Figure contents as structured data:
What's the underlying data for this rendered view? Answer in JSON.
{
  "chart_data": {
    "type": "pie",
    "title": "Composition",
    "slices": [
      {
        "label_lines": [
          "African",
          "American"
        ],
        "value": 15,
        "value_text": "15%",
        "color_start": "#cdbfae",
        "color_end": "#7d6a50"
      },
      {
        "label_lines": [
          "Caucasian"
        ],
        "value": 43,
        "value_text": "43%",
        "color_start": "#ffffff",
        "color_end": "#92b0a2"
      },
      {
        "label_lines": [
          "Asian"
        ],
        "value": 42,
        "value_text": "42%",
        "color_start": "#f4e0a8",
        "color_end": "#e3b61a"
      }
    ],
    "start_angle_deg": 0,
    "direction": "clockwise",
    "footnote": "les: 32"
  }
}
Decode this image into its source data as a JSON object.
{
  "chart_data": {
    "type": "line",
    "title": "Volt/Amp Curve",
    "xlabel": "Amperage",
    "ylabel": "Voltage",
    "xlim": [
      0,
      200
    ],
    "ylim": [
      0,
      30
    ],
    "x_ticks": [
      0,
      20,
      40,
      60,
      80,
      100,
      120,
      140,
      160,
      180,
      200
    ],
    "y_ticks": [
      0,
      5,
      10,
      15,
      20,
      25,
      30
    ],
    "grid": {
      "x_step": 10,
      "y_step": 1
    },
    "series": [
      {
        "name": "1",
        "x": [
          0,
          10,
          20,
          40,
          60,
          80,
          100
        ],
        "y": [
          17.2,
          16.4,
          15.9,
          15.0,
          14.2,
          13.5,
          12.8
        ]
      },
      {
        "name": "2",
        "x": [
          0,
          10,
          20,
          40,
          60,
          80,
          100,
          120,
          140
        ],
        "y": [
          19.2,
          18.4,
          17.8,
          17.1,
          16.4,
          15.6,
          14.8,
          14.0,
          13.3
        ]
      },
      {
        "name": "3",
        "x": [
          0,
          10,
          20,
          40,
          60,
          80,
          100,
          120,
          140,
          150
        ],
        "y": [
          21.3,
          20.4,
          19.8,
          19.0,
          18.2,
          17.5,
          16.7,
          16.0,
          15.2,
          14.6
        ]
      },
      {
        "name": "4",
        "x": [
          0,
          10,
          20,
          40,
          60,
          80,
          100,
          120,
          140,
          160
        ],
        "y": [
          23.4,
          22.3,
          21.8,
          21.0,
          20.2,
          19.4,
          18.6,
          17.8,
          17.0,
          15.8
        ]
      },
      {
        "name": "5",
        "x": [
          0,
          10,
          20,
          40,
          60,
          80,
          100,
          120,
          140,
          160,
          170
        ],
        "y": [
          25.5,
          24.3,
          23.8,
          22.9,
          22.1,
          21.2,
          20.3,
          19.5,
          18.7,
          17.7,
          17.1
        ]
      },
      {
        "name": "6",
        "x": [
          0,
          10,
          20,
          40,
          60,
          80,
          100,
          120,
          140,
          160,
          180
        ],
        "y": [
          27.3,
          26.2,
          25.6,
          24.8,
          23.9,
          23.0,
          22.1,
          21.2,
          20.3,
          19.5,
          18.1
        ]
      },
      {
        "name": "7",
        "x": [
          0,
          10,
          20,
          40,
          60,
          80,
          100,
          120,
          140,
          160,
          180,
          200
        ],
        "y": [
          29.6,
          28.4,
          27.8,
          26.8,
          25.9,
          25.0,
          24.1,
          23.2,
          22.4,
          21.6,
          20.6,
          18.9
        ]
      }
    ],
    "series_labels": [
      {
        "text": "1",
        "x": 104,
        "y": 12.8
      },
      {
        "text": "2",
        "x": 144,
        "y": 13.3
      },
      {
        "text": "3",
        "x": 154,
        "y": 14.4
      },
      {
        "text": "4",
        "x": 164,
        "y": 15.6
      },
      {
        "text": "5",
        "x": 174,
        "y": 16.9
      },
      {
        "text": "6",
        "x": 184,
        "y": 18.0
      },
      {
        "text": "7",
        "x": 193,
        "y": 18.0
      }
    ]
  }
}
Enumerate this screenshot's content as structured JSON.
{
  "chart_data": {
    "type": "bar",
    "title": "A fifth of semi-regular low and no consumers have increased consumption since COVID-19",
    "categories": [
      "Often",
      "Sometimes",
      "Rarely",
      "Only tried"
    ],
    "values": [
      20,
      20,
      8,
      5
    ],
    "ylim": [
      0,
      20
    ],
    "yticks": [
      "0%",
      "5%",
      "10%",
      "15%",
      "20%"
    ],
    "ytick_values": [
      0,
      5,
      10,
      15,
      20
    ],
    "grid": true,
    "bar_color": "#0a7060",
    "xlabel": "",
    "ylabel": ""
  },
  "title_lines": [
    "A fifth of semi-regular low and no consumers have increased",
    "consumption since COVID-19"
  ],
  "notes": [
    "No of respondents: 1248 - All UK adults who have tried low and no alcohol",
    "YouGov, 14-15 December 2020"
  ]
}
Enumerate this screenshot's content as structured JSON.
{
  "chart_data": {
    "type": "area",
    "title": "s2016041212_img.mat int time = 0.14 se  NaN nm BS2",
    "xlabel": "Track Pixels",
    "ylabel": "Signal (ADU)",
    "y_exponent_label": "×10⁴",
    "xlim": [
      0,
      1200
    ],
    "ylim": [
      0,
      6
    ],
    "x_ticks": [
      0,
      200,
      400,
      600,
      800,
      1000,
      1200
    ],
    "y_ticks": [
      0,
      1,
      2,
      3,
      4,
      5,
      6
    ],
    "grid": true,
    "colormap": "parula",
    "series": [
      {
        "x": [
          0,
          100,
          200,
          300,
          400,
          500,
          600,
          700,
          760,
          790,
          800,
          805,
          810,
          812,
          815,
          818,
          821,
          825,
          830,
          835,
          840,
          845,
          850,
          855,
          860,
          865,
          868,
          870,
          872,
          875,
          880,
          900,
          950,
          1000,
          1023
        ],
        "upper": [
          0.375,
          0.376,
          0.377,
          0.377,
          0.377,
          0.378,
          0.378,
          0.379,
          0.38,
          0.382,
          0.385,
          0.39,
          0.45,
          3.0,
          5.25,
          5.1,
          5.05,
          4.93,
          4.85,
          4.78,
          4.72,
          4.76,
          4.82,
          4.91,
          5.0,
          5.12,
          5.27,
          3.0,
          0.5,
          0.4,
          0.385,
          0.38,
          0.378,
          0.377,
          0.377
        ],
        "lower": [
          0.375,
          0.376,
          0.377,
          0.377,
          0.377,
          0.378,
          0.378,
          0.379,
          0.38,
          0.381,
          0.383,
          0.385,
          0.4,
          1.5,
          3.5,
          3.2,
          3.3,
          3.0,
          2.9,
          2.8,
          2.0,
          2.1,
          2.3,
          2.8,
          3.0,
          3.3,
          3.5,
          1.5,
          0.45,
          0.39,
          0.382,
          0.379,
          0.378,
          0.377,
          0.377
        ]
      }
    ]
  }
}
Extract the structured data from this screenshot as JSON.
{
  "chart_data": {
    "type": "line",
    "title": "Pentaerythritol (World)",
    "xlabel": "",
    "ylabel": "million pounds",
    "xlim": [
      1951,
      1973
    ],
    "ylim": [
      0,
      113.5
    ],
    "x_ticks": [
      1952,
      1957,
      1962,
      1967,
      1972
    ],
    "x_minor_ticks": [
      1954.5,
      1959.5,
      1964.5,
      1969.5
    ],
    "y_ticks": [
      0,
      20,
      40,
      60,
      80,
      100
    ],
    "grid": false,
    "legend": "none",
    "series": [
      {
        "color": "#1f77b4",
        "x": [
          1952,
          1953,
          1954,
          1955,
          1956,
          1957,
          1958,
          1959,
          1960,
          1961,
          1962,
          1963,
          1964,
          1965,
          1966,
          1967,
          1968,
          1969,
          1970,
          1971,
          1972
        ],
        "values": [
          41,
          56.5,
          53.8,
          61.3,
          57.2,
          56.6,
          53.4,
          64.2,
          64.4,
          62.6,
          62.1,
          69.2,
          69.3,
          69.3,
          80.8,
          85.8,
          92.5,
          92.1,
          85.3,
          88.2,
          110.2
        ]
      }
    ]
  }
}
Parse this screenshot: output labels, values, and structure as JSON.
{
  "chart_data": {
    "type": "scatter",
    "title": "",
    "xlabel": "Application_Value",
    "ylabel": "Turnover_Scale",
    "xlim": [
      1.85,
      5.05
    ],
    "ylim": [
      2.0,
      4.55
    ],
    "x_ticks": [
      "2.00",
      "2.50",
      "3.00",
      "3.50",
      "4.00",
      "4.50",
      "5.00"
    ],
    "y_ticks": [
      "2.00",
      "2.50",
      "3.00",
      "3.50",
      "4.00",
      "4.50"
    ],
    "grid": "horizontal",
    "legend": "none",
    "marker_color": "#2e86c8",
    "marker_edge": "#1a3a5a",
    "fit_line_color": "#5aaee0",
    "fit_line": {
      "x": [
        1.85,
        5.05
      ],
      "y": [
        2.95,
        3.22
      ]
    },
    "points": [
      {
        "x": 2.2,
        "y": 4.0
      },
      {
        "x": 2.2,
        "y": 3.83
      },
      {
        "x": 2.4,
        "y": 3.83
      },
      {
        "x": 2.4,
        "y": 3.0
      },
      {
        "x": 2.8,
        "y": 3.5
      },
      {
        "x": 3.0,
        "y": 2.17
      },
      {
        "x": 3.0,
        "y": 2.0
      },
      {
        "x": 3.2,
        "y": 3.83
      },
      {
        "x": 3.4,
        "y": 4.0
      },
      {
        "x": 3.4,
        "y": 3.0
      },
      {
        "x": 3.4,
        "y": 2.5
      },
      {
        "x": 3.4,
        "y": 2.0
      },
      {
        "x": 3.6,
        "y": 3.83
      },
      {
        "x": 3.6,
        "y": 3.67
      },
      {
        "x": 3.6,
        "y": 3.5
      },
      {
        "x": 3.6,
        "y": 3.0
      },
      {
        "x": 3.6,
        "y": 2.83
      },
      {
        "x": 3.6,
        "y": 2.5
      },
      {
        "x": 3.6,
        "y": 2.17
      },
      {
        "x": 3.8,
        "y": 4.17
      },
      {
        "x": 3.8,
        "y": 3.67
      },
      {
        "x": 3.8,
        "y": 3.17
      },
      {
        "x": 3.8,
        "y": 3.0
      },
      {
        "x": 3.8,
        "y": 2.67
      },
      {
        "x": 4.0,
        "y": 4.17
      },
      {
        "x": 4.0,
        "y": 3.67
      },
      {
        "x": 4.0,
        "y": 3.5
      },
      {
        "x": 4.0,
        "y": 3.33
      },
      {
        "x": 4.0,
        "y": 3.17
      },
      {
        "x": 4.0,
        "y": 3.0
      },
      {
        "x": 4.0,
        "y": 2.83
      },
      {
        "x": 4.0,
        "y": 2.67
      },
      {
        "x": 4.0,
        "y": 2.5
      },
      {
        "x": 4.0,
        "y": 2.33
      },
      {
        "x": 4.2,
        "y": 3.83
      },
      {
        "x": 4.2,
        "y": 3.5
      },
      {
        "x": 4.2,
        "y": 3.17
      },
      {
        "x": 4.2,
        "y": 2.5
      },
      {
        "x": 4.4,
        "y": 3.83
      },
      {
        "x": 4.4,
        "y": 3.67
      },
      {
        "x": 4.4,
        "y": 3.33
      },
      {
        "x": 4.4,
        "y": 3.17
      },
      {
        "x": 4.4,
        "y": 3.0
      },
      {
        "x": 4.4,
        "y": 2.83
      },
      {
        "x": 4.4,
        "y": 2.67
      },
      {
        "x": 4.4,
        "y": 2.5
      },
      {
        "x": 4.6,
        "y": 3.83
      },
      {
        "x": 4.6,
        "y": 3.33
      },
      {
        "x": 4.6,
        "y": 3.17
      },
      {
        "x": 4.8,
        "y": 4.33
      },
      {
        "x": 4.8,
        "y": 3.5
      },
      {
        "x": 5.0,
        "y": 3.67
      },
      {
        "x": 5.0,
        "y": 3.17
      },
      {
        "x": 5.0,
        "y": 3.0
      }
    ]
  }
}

WHAT TO PRODUCE >> Each line above that includes "regular" should be shown.

RESPONSE BELOW >>
    "title": "A fifth of semi-regular low and no consumers have increased consumption since COVID-19",
    "A fifth of semi-regular low and no consumers have increased",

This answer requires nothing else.